Task objective: Copy each line containing the word "love" from the records that follow, please.

━━━━━ Provided data

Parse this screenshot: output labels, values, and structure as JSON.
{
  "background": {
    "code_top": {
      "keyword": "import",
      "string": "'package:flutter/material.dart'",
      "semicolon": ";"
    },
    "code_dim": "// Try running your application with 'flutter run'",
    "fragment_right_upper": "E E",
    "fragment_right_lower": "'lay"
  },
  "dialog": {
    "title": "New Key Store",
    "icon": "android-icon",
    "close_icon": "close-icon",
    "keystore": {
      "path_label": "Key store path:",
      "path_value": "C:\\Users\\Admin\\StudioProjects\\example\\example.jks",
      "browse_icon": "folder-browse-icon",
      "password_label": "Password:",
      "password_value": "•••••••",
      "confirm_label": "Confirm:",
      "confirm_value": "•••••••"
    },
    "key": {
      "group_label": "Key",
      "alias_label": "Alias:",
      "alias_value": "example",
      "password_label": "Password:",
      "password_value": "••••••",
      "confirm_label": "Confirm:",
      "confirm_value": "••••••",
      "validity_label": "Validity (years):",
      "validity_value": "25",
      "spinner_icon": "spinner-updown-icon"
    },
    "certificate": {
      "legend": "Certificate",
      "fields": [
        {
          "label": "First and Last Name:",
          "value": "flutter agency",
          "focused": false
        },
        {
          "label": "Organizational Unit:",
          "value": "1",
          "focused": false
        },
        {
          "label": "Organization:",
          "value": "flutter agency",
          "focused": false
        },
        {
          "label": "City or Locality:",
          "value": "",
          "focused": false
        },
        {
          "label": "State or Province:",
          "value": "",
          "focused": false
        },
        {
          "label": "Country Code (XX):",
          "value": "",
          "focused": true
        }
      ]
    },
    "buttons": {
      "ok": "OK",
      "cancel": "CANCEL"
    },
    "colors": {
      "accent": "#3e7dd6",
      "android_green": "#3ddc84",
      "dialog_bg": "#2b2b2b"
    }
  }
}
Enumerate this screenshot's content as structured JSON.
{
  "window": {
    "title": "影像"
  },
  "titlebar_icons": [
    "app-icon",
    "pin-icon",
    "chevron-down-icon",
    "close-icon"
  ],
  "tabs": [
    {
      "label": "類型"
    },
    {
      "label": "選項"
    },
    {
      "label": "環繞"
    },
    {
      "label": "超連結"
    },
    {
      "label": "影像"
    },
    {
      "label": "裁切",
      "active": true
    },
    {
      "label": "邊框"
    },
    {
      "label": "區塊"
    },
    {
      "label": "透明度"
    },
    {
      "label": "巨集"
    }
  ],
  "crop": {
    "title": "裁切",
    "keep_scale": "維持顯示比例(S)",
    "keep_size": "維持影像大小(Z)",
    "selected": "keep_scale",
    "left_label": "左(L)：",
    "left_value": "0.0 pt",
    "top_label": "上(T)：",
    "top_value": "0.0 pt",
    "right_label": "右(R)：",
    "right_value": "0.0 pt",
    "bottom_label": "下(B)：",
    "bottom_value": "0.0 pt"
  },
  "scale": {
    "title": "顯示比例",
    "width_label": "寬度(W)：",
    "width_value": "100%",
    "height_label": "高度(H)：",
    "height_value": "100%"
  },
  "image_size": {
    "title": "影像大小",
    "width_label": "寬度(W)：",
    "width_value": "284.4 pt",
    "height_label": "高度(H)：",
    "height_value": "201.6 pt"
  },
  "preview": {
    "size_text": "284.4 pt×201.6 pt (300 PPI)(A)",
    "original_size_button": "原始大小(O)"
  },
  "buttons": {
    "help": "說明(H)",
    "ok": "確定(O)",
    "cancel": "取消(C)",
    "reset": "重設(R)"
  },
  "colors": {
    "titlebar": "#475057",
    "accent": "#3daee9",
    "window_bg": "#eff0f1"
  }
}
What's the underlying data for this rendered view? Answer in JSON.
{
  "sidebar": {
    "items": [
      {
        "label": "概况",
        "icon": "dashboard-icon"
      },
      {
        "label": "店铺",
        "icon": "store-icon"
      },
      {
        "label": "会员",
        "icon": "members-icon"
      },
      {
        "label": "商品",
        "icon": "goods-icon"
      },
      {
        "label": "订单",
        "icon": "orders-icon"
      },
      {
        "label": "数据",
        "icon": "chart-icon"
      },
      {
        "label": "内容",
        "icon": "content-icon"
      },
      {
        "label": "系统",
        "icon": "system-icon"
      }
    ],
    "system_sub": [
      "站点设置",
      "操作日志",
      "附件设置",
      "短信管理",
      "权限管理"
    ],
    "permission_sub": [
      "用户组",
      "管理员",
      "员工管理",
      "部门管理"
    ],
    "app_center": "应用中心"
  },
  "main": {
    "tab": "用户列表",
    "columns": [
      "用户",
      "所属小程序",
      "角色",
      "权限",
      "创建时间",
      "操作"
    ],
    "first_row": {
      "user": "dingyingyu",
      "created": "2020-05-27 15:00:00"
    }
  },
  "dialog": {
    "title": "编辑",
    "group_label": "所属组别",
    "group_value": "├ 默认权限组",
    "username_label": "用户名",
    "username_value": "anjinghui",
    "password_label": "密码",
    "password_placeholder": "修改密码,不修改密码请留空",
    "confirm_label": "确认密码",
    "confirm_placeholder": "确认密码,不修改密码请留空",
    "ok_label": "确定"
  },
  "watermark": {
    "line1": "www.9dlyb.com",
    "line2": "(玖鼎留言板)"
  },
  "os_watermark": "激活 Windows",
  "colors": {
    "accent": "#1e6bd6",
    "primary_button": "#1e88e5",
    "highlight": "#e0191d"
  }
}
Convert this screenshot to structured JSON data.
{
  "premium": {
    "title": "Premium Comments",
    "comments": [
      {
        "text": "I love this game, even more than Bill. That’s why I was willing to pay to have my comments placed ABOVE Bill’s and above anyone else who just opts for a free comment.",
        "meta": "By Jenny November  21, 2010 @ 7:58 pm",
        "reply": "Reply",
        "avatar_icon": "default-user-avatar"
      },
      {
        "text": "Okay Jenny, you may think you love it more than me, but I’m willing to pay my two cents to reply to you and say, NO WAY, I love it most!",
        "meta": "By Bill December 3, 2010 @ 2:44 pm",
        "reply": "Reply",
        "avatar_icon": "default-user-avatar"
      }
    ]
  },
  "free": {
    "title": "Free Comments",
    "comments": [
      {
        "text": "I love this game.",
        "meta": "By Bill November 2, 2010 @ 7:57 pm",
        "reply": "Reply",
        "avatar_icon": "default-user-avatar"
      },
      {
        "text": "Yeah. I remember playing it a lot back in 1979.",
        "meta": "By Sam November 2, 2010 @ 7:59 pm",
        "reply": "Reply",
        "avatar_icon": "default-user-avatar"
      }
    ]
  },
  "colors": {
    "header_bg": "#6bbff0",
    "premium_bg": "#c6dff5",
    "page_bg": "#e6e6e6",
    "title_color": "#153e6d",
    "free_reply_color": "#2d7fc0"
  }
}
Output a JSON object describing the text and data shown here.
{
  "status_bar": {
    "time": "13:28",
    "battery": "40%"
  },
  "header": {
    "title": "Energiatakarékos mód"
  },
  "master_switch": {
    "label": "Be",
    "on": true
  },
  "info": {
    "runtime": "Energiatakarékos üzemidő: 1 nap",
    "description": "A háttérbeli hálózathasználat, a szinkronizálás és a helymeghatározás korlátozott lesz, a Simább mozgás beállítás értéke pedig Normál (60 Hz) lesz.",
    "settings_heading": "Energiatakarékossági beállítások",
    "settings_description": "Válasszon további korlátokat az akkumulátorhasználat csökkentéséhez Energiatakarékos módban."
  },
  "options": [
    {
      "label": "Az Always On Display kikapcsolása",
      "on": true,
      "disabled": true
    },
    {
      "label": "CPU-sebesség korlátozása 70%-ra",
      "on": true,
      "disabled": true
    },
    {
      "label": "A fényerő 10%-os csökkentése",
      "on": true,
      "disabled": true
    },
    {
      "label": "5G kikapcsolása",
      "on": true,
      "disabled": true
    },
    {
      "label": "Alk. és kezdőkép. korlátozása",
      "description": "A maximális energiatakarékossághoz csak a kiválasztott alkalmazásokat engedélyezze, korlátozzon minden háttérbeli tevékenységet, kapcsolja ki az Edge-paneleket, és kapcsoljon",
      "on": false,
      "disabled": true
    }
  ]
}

━━━━━━━━━━

Exercise result:
        "text": "I love this game, even more than Bill. That’s why I was willing to pay to have my comments placed ABOVE Bill’s and above anyone else who just opts for a free comment.",
        "text": "Okay Jenny, you may think you love it more than me, but I’m willing to pay my two cents to reply to you and say, NO WAY, I love it most!",
        "text": "I love this game.",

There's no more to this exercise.